• **AIM OF THE TASK**
Copy out every line of the entries below with no changes to any character.

##### RECORDS PROVIDED

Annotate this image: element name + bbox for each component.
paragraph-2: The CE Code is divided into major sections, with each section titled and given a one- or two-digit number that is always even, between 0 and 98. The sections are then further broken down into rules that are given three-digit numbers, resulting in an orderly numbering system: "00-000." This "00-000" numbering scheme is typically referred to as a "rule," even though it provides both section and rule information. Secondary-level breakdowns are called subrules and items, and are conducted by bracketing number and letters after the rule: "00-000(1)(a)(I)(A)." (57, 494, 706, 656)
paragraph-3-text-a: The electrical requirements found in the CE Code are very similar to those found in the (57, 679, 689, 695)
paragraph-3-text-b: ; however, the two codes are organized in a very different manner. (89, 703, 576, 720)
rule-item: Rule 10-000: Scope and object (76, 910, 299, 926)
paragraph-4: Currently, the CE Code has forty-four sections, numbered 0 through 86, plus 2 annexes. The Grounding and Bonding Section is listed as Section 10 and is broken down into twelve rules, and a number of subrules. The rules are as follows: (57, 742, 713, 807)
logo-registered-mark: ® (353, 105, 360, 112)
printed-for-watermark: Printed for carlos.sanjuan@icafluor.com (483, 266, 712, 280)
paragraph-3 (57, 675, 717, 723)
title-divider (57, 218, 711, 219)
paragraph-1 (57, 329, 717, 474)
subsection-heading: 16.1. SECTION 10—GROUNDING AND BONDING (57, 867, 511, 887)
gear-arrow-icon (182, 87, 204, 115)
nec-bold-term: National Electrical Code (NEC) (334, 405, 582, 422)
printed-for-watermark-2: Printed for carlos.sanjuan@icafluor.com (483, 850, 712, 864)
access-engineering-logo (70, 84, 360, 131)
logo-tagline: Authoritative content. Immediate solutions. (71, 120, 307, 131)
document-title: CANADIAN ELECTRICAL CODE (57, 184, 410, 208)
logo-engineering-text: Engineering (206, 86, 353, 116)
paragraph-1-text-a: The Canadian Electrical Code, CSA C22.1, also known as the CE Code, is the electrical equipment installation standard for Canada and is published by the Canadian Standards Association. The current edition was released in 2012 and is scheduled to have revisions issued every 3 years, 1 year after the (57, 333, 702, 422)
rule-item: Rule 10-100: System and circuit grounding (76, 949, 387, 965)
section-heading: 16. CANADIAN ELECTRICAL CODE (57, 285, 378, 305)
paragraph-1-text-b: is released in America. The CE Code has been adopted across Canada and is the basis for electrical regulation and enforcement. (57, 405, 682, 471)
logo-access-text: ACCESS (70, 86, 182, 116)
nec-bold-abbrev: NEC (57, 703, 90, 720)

##########

• **THE SOLUTION**
Annotate this image: element name + bbox for each component.
paragraph-2: The CE Code is divided into major sections, with each section titled and given a one- or two-digit number that is always even, between 0 and 98. The sections are then further broken down into rules that are given three-digit numbers, resulting in an orderly numbering system: "00-000." This "00-000" numbering scheme is typically referred to as a "rule," even though it provides both section and rule information. Secondary-level breakdowns are called subrules and items, and are conducted by bracketing number and letters after the rule: "00-000(1)(a)(I)(A)." (57, 494, 706, 656)
paragraph-3-text-a: The electrical requirements found in the CE Code are very similar to those found in the (57, 679, 689, 695)
paragraph-3-text-b: ; however, the two codes are organized in a very different manner. (89, 703, 576, 720)
rule-item: Rule 10-000: Scope and object (76, 910, 299, 926)
paragraph-4: Currently, the CE Code has forty-four sections, numbered 0 through 86, plus 2 annexes. The Grounding and Bonding Section is listed as Section 10 and is broken down into twelve rules, and a number of subrules. The rules are as follows: (57, 742, 713, 807)
logo-registered-mark: ® (353, 105, 360, 112)
printed-for-watermark: Printed for carlos.sanjuan@icafluor.com (483, 266, 712, 280)
paragraph-3 (57, 675, 717, 723)
title-divider (57, 218, 711, 219)
paragraph-1 (57, 329, 717, 474)
subsection-heading: 16.1. SECTION 10—GROUNDING AND BONDING (57, 867, 511, 887)
gear-arrow-icon (182, 87, 204, 115)
nec-bold-term: National Electrical Code (NEC) (334, 405, 582, 422)
printed-for-watermark-2: Printed for carlos.sanjuan@icafluor.com (483, 850, 712, 864)
access-engineering-logo (70, 84, 360, 131)
logo-tagline: Authoritative content. Immediate solutions. (71, 120, 307, 131)
document-title: CANADIAN ELECTRICAL CODE (57, 184, 410, 208)
logo-engineering-text: Engineering (206, 86, 353, 116)
paragraph-1-text-a: The Canadian Electrical Code, CSA C22.1, also known as the CE Code, is the electrical equipment installation standard for Canada and is published by the Canadian Standards Association. The current edition was released in 2012 and is scheduled to have revisions issued every 3 years, 1 year after the (57, 333, 702, 422)
rule-item: Rule 10-100: System and circuit grounding (76, 949, 387, 965)
section-heading: 16. CANADIAN ELECTRICAL CODE (57, 285, 378, 305)
paragraph-1-text-b: is released in America. The CE Code has been adopted across Canada and is the basis for electrical regulation and enforcement. (57, 405, 682, 471)
logo-access-text: ACCESS (70, 86, 182, 116)
nec-bold-abbrev: NEC (57, 703, 90, 720)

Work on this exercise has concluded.